[Collected data entries]
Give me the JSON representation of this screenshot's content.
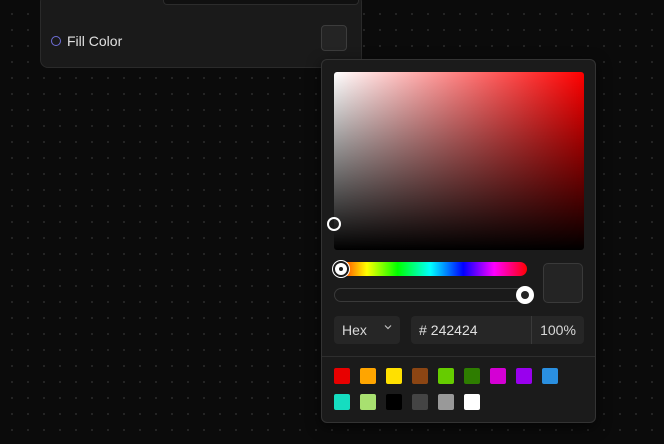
{
  "node": {
    "field_label": "Fill Color",
    "field_value": "#242424"
  },
  "picker": {
    "hue_percent": 0,
    "alpha_percent": 100,
    "format": "Hex",
    "hash": "#",
    "hex": "242424",
    "alpha": "100%",
    "presets": [
      {
        "color": "#e80000"
      },
      {
        "color": "#ffa500"
      },
      {
        "color": "#ffe000"
      },
      {
        "color": "#8b4513"
      },
      {
        "color": "#66cc00"
      },
      {
        "color": "#2e7d00"
      },
      {
        "color": "#d400d4"
      },
      {
        "color": "#9900ee"
      },
      {
        "color": "#2a8fe0"
      },
      {
        "color": "#15ddc0"
      },
      {
        "color": "#a8e070"
      },
      {
        "color": "#000000"
      },
      {
        "color": "#444444"
      },
      {
        "color": "#999999"
      },
      {
        "color": "#ffffff"
      }
    ]
  }
}
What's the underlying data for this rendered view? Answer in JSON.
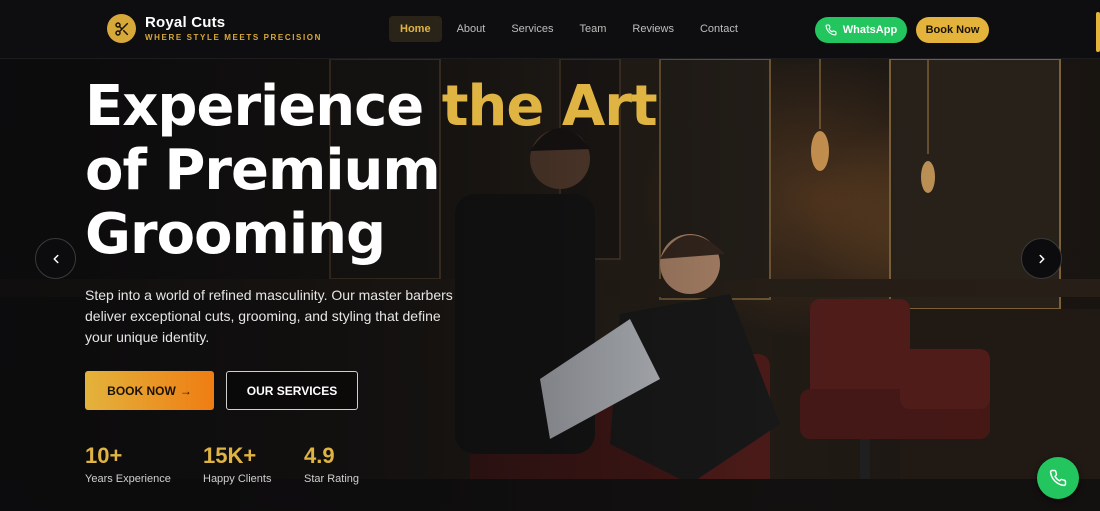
{
  "brand": {
    "name": "Royal Cuts",
    "tagline": "WHERE STYLE MEETS PRECISION",
    "logo_icon": "scissors-icon"
  },
  "nav": {
    "items": [
      {
        "label": "Home",
        "active": true
      },
      {
        "label": "About"
      },
      {
        "label": "Services"
      },
      {
        "label": "Team"
      },
      {
        "label": "Reviews"
      },
      {
        "label": "Contact"
      }
    ],
    "whatsapp_label": "WhatsApp",
    "book_label": "Book Now"
  },
  "hero": {
    "title_part1": "Experience ",
    "title_highlight": "the Art",
    "title_part2": "of Premium",
    "title_part3": "Grooming",
    "description": "Step into a world of refined masculinity. Our master barbers deliver exceptional cuts, grooming, and styling that define your unique identity.",
    "primary_button": "BOOK NOW",
    "primary_arrow": "→",
    "secondary_button": "OUR SERVICES",
    "stats": [
      {
        "value": "10+",
        "label": "Years Experience"
      },
      {
        "value": "15K+",
        "label": "Happy Clients"
      },
      {
        "value": "4.9",
        "label": "Star Rating"
      }
    ]
  },
  "colors": {
    "accent_gold": "#e0b442",
    "whatsapp_green": "#22c55e",
    "dark_bg": "#0e0e10"
  },
  "icons": {
    "prev": "chevron-left-icon",
    "next": "chevron-right-icon",
    "phone": "phone-icon"
  }
}
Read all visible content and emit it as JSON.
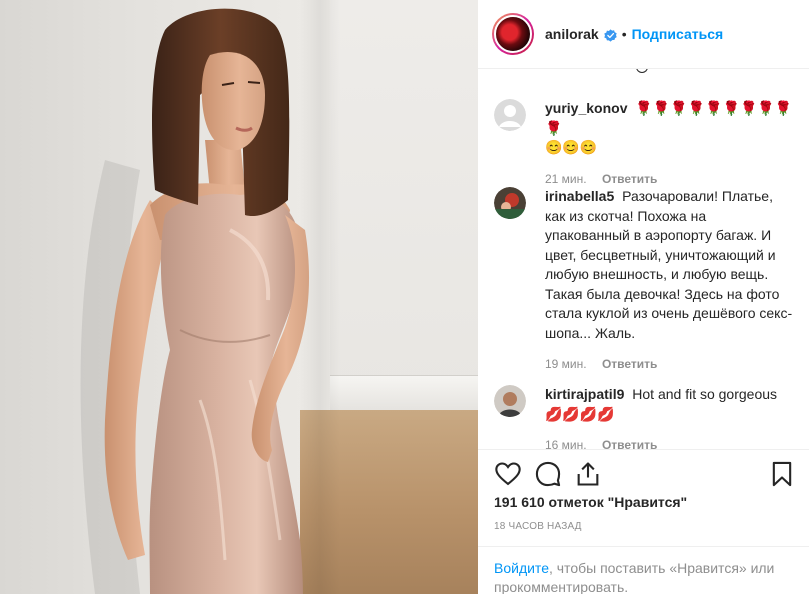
{
  "post": {
    "username": "anilorak",
    "follow_label": "Подписаться",
    "separator": "•"
  },
  "comments": [
    {
      "username": "yuriy_konov",
      "text": "",
      "emojis_line1": "🌹🌹🌹🌹🌹🌹🌹🌹🌹🌹",
      "emojis_line2": "😊😊😊",
      "time": "21 мин.",
      "reply_label": "Ответить"
    },
    {
      "username": "irinabella5",
      "text": "Разочаровали! Платье, как из скотча! Похожа на упакованный в аэропорту багаж. И цвет, бесцветный, уничтожающий и любую внешность, и любую вещь. Такая была девочка! Здесь на фото стала куклой из очень дешёвого секс-шопа... Жаль.",
      "time": "19 мин.",
      "reply_label": "Ответить"
    },
    {
      "username": "kirtirajpatil9",
      "text": "Hot and fit so gorgeous",
      "emojis_line2": "💋💋💋💋",
      "time": "16 мин.",
      "reply_label": "Ответить"
    }
  ],
  "stats": {
    "likes": "191 610 отметок \"Нравится\"",
    "time_ago": "18 ЧАСОВ НАЗАД"
  },
  "login_prompt": {
    "link": "Войдите",
    "text": ", чтобы поставить «Нравится» или прокомментировать."
  },
  "icons": {
    "like": "heart-icon",
    "comment": "comment-icon",
    "share": "share-icon",
    "save": "bookmark-icon"
  },
  "colors": {
    "link": "#0095f6",
    "muted": "#8e8e8e",
    "text": "#262626"
  }
}
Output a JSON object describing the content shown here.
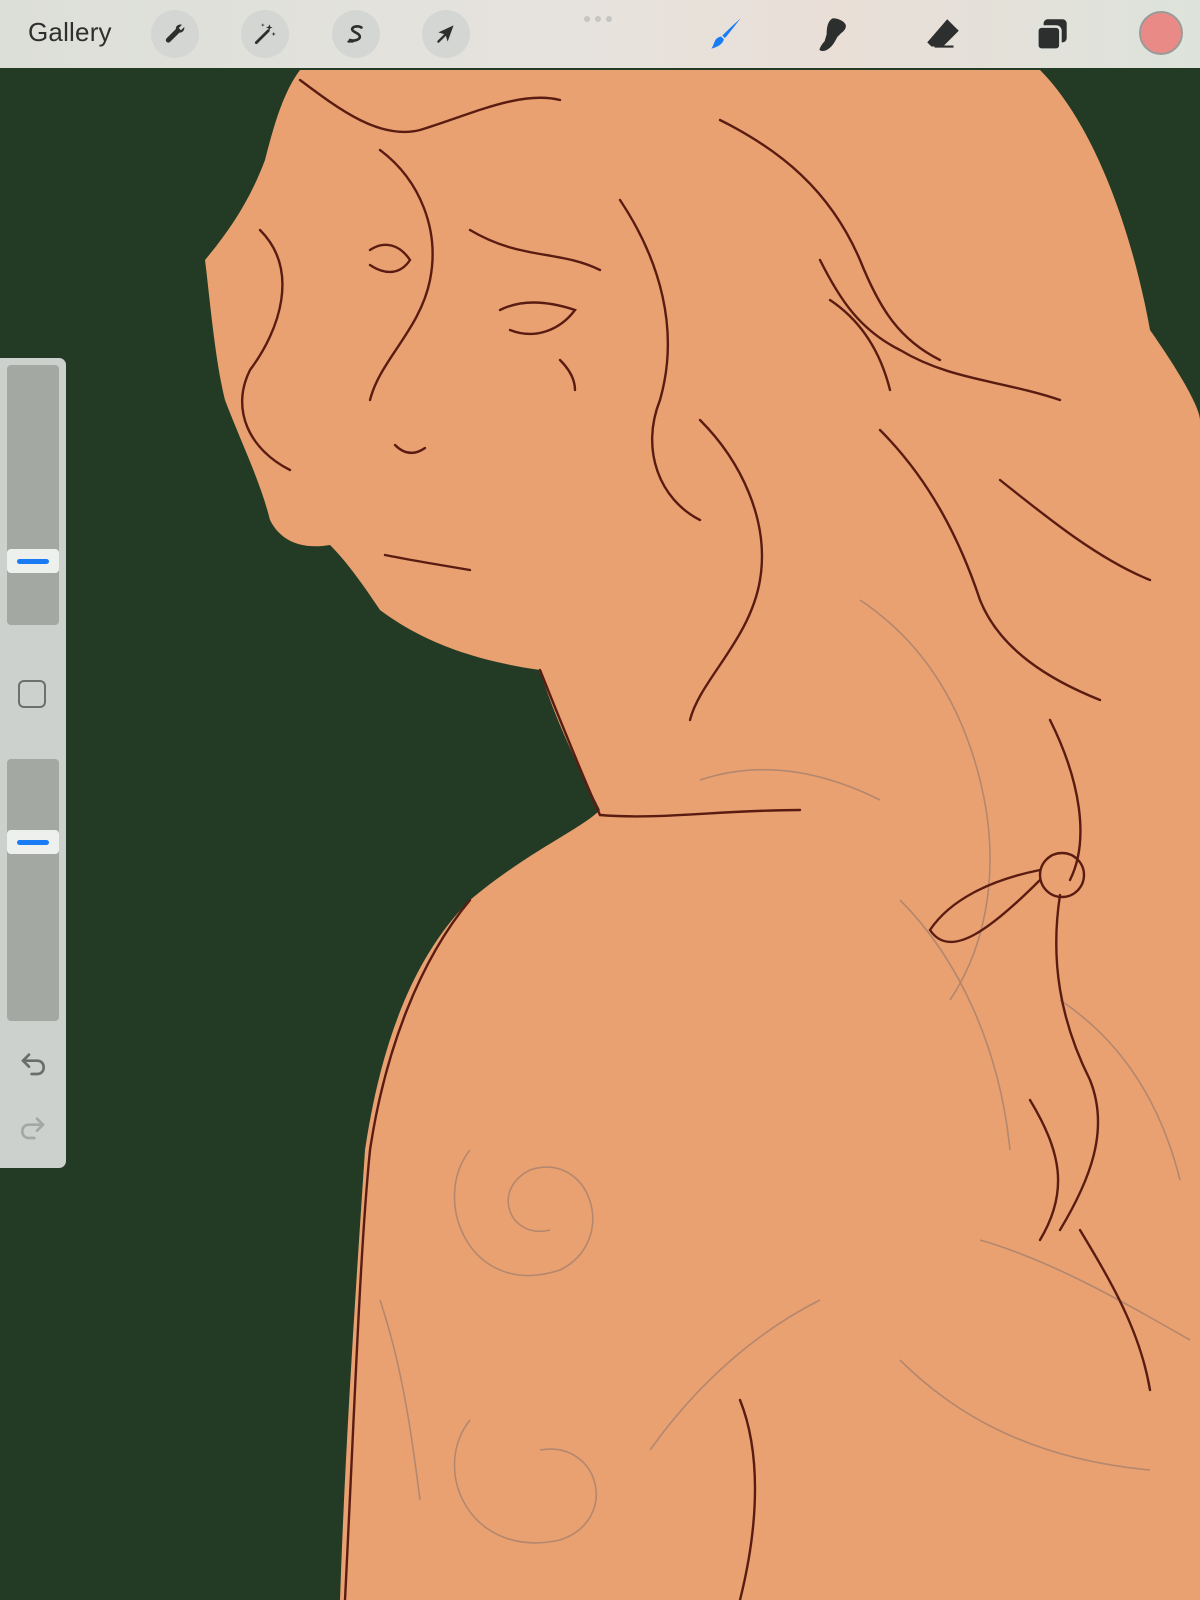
{
  "toolbar": {
    "gallery_label": "Gallery",
    "left_tools": [
      {
        "name": "actions",
        "icon": "wrench-icon"
      },
      {
        "name": "adjustments",
        "icon": "magic-wand-icon"
      },
      {
        "name": "selection",
        "icon": "selection-s-icon"
      },
      {
        "name": "transform",
        "icon": "arrow-cursor-icon"
      }
    ],
    "right_tools": [
      {
        "name": "brush",
        "icon": "brush-icon",
        "active": true
      },
      {
        "name": "smudge",
        "icon": "smudge-icon",
        "active": false
      },
      {
        "name": "eraser",
        "icon": "eraser-icon",
        "active": false
      },
      {
        "name": "layers",
        "icon": "layers-icon",
        "active": false
      }
    ],
    "active_color": "#e98a86",
    "accent_color": "#1a7cf5"
  },
  "sidebar": {
    "brush_size_level": 0.22,
    "opacity_level": 0.7,
    "modify_icon": "square-modify-icon",
    "undo_icon": "undo-icon",
    "redo_icon": "redo-icon"
  },
  "canvas": {
    "background_color": "#233b24",
    "skin_color": "#e9a171",
    "line_color": "#5a1c12",
    "sketch_color": "#a27f6e"
  }
}
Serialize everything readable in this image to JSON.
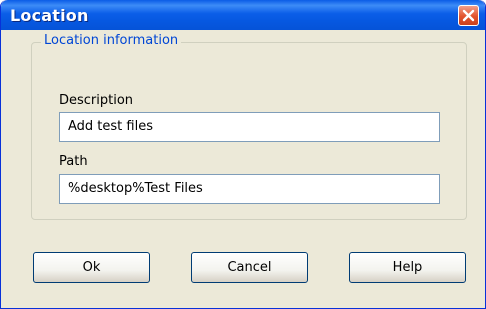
{
  "window": {
    "title": "Location"
  },
  "group": {
    "legend": "Location information",
    "description_label": "Description",
    "description_value": "Add test files",
    "path_label": "Path",
    "path_value": "%desktop%Test Files"
  },
  "buttons": {
    "ok": "Ok",
    "cancel": "Cancel",
    "help": "Help"
  },
  "icons": {
    "close": "close-icon"
  },
  "colors": {
    "titlebar": "#0058e6",
    "close": "#e2542e",
    "legend": "#0046d5",
    "dialog": "#ece9d8"
  }
}
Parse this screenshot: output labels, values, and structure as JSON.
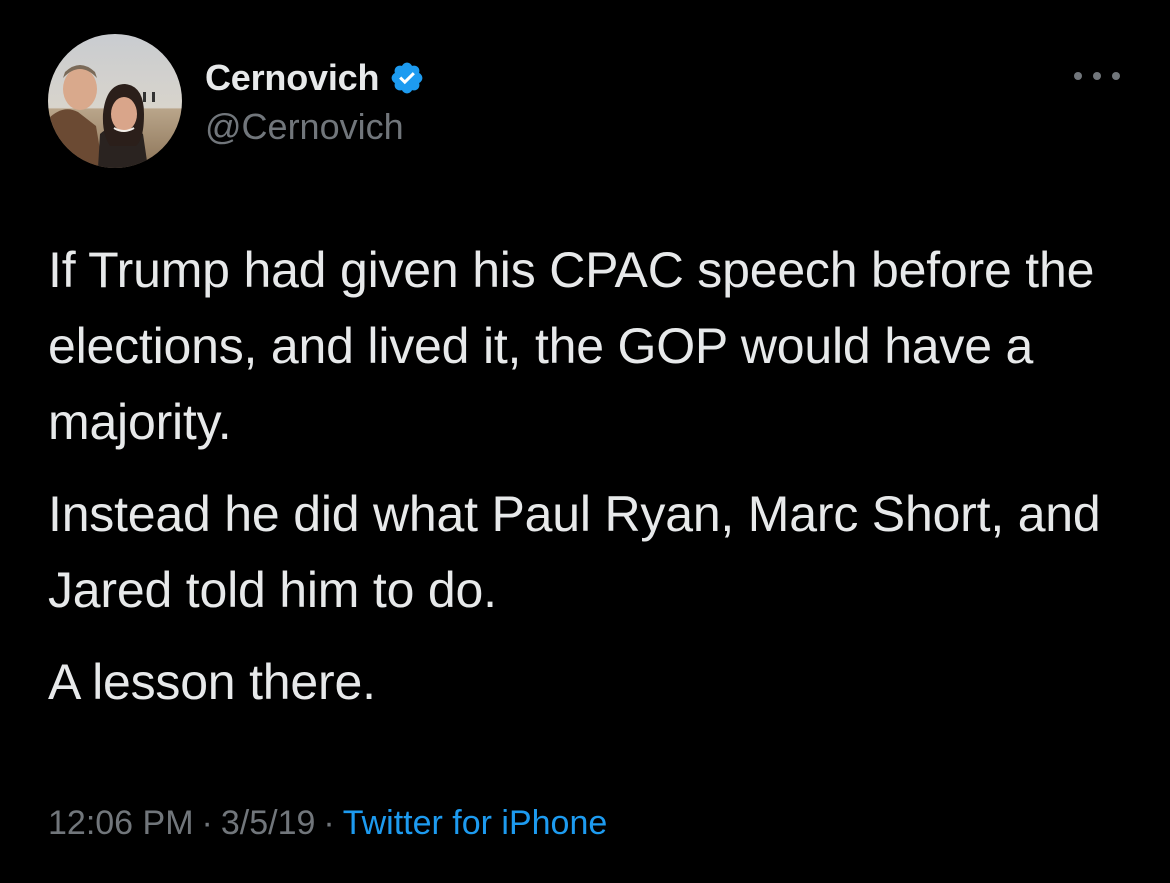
{
  "author": {
    "display_name": "Cernovich",
    "handle": "@Cernovich",
    "verified": true,
    "avatar_icon": "profile-photo"
  },
  "menu_icon": "more-horizontal-icon",
  "tweet": {
    "paragraphs": [
      "If Trump had given his CPAC speech before the elections, and lived it, the GOP would have a majority.",
      "Instead he did what Paul Ryan, Marc Short, and Jared told him to do.",
      "A lesson there."
    ],
    "time": "12:06 PM",
    "separator": "·",
    "date": "3/5/19",
    "source": "Twitter for iPhone"
  },
  "colors": {
    "background": "#000000",
    "text": "#e7e9ea",
    "secondary": "#71767b",
    "accent": "#1d9bf0"
  }
}
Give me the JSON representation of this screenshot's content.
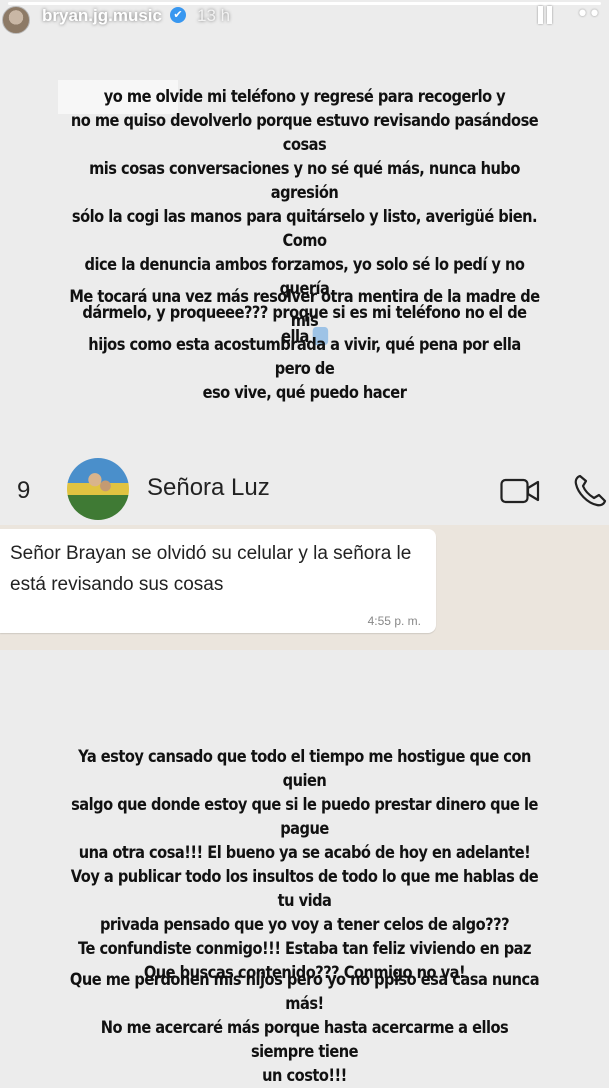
{
  "header": {
    "username": "bryan.jg.music",
    "time_ago": "13 h",
    "verified_glyph": "✔",
    "more_glyph": "••",
    "progress": 1.0,
    "icons": [
      "pause-icon",
      "more-icon",
      "verified-icon"
    ]
  },
  "story": {
    "block1": "yo me olvide mi teléfono y regresé para recogerlo y\nno me quiso devolverlo porque estuvo revisando pasándose cosas\nmis cosas conversaciones y no sé qué más, nunca hubo agresión\nsólo la cogi las manos para quitárselo y listo, averigüé bien.  Como\ndice la denuncia ambos forzamos, yo solo sé lo pedí y no quería\ndármelo, y proqueee???  proque si es mi teléfono no el de ella",
    "block2": "Me tocará una vez más resolver otra mentira de la madre de mis\nhijos como  esta acostumbrada a vivir, qué pena por ella pero de\neso vive, qué puedo hacer",
    "block3": "Ya estoy cansado que todo el tiempo me hostigue que con quien\nsalgo que donde estoy que si le puedo prestar dinero que le pague\nuna otra cosa!!!  El bueno ya se acabó de hoy en adelante!\nVoy a publicar todo los insultos de todo lo que me hablas de tu vida\nprivada pensado que yo voy a tener celos de algo???\nTe confundiste conmigo!!!  Estaba tan feliz viviendo en paz\nQue buscas contenido??? Conmigo no va!",
    "block4": "Que me perdonen mis hijos pero yo no ppiso esa casa nunca más!\nNo me acercaré más porque hasta acercarme a ellos siempre tiene\nun costo!!!"
  },
  "whatsapp": {
    "back_count": "9",
    "contact_name": "Señora Luz",
    "message": "Señor Brayan se olvidó su celular y la señora le está revisando sus cosas",
    "time": "4:55 p. m.",
    "icons": [
      "video-call-icon",
      "phone-call-icon",
      "contact-avatar"
    ]
  },
  "colors": {
    "background": "#ececec",
    "whatsapp_chat_bg": "#ebe5dd",
    "bubble": "#ffffff",
    "verified_blue": "#3897f0"
  }
}
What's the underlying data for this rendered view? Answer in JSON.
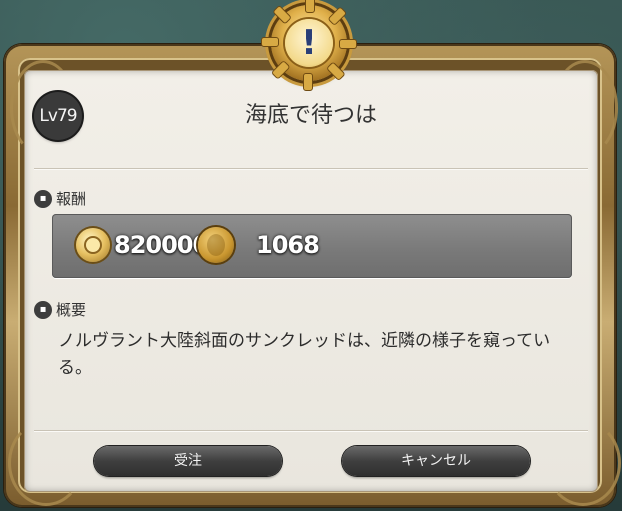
{
  "quest": {
    "level": "Lv79",
    "title": "海底で待つは"
  },
  "rewards": {
    "label": "報酬",
    "gil": "820000",
    "currency": "1068",
    "icons": [
      "gil-icon",
      "coin-icon"
    ]
  },
  "overview": {
    "label": "概要",
    "text": "ノルヴラント大陸斜面のサンクレッドは、近隣の様子を窺っている。"
  },
  "buttons": {
    "accept": "受注",
    "cancel": "キャンセル"
  },
  "colors": {
    "frame": "#b49558",
    "panel": "#f2efe8",
    "emblem_gold": "#e0b04a"
  }
}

### EXERCISE BRIEF:
Pull out every line in the data above that has the word "selection".

### EXERCISE OUTPUT:
        "name": "selection",
        "icon": "selection-s-icon"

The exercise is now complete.